Written problem:
Work out how many lines in the listing below include the word "other"; answer with the number alone.

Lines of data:
□ □ □ □

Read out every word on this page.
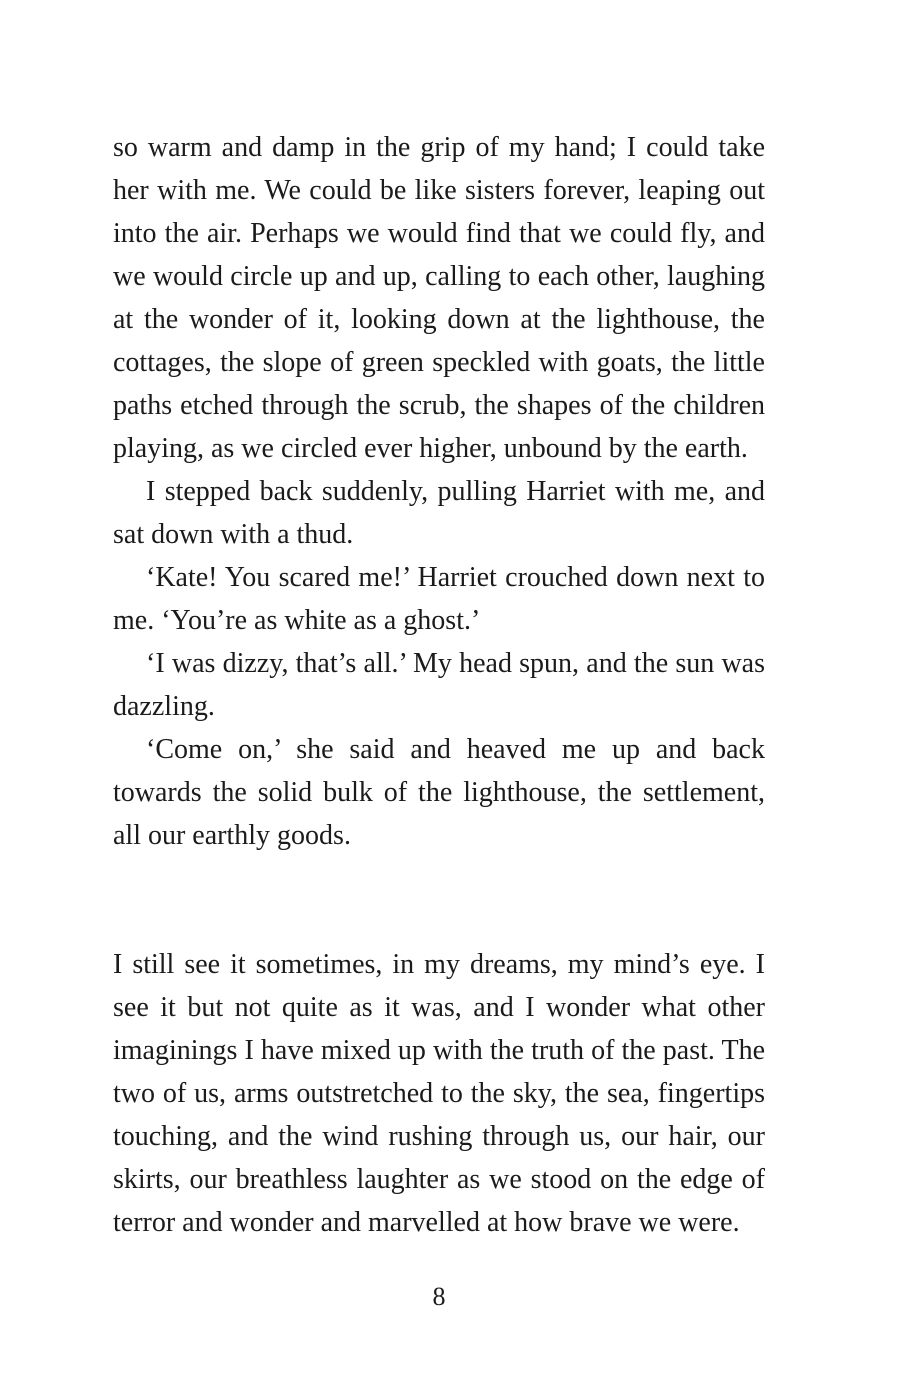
so warm and damp in the grip of my hand; I could take her with me. We could be like sisters forever, leaping out into the air. Perhaps we would find that we could fly, and we would circle up and up, calling to each other, laughing at the wonder of it, looking down at the lighthouse, the cottages, the slope of green speckled with goats, the little paths etched through the scrub, the shapes of the children playing, as we circled ever higher, unbound by the earth.

I stepped back suddenly, pulling Harriet with me, and sat down with a thud.

‘Kate! You scared me!’ Harriet crouched down next to me. ‘You’re as white as a ghost.’

‘I was dizzy, that’s all.’ My head spun, and the sun was dazzling.

‘Come on,’ she said and heaved me up and back towards the solid bulk of the lighthouse, the settlement, all our earthly goods.

I still see it sometimes, in my dreams, my mind’s eye. I see it but not quite as it was, and I wonder what other imaginings I have mixed up with the truth of the past. The two of us, arms outstretched to the sky, the sea, fingertips touching, and the wind rushing through us, our hair, our skirts, our breathless laughter as we stood on the edge of terror and wonder and marvelled at how brave we were.

8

□ □ □ □

Task output:
2